__Exercise description__:
Transcribe all the entries word for word, omitting any pictures they contain.

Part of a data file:
"""
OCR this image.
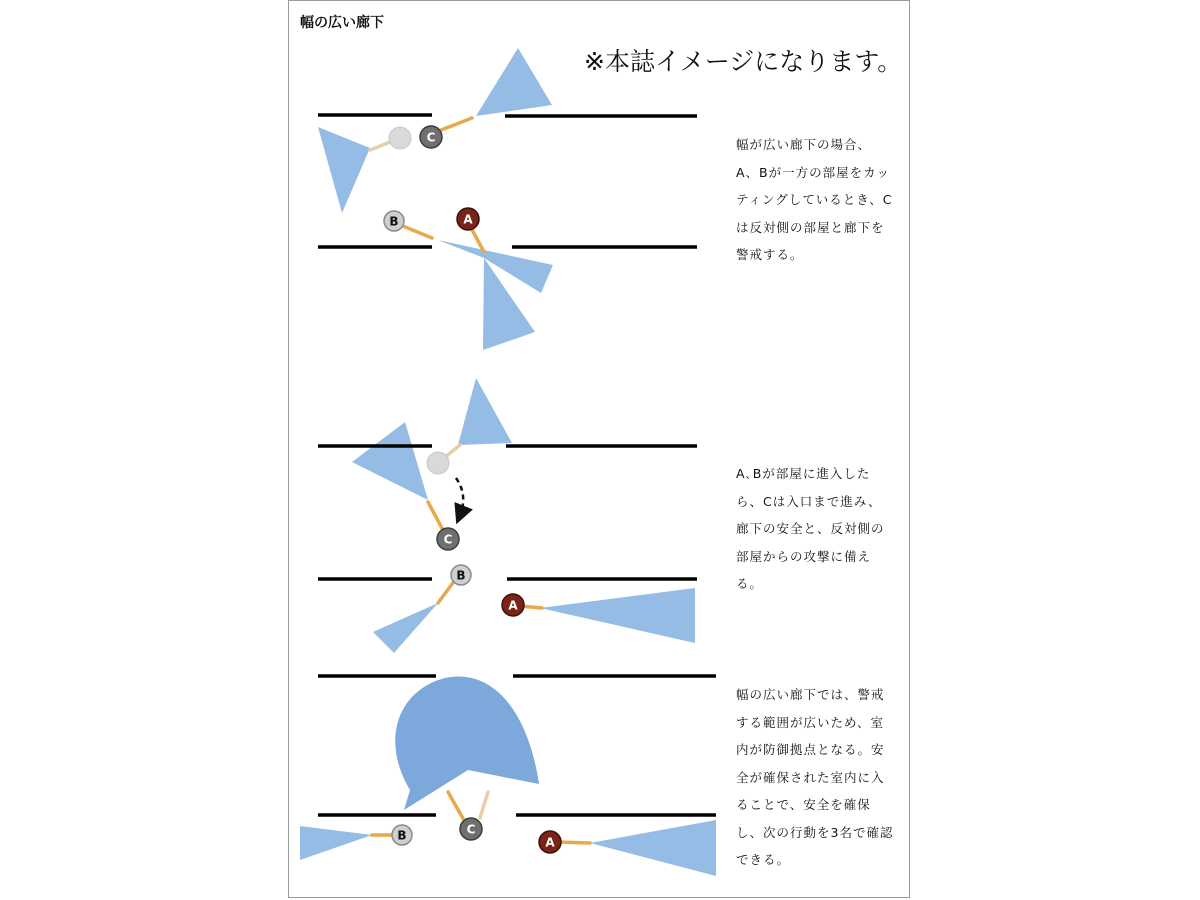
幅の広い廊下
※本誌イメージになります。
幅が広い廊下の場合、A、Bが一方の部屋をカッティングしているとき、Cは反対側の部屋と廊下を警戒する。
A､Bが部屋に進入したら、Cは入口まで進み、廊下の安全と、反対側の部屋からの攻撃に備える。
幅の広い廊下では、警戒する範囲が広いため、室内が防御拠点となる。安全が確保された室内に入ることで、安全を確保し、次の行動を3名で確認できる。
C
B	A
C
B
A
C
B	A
"""
__Written answer__:
OCR this image.
幅の広い廊下
※本誌イメージになります。
幅が広い廊下の場合、A、Bが一方の部屋をカッティングしているとき、Cは反対側の部屋と廊下を警戒する。
A､Bが部屋に進入したら、Cは入口まで進み、廊下の安全と、反対側の部屋からの攻撃に備える。
幅の広い廊下では、警戒する範囲が広いため、室内が防御拠点となる。安全が確保された室内に入ることで、安全を確保し、次の行動を3名で確認できる。
C
B	A
C
B
A
C
B	A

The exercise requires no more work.